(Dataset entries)
-- BEGIN --

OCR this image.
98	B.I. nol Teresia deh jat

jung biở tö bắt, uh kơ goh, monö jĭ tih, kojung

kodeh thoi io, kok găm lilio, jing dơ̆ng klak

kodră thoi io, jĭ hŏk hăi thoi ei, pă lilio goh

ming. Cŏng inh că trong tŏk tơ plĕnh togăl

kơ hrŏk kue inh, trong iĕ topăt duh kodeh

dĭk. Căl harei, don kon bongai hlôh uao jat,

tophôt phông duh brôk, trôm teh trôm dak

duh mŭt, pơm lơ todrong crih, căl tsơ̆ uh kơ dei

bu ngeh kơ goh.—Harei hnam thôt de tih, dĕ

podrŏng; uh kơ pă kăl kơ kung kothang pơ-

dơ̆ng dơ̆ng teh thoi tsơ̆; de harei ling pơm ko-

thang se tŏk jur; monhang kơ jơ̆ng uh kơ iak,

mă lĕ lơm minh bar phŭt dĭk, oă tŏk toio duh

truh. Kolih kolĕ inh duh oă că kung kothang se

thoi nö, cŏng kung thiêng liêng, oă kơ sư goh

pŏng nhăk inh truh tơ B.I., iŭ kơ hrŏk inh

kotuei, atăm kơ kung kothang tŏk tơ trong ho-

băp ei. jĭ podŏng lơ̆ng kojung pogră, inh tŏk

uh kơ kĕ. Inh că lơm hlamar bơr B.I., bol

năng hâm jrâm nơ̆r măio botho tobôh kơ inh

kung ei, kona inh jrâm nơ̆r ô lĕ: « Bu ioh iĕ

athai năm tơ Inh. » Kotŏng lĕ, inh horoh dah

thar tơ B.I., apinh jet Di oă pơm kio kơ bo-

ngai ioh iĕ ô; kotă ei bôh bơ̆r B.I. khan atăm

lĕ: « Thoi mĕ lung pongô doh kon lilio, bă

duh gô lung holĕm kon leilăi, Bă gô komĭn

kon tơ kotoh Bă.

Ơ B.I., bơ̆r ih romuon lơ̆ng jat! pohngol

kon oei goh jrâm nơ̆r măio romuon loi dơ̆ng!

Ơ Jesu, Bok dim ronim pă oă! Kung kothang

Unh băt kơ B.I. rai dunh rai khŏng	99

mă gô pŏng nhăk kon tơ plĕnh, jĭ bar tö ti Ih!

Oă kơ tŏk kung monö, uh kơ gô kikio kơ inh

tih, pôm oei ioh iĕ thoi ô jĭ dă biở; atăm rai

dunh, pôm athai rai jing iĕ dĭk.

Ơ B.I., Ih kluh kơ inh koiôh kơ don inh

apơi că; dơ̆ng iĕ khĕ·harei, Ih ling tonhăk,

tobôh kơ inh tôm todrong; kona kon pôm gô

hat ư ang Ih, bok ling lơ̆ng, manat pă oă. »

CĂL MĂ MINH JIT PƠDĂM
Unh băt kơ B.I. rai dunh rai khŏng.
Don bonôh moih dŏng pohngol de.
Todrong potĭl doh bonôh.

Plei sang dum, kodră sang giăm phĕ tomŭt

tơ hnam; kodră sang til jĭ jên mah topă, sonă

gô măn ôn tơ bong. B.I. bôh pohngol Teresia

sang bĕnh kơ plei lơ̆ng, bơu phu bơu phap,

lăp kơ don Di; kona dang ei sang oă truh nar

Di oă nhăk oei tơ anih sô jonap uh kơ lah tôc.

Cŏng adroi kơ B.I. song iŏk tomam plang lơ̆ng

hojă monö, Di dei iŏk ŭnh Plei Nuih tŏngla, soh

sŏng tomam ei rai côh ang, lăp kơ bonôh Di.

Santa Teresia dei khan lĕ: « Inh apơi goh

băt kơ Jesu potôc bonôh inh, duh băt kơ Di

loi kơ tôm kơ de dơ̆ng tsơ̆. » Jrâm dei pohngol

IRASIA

-- END --

* **OBJECTIVE**: Locate each line containing the string "pohngol" and show it.

* **TASK ANSWER**:
Ơ B.I., bơ̆r ih romuon lơ̆ng jat! pohngol
Don bonôh moih dŏng pohngol de.
gô măn ôn tơ bong. B.I. bôh pohngol Teresia
loi kơ tôm kơ de dơ̆ng tsơ̆. » Jrâm dei pohngol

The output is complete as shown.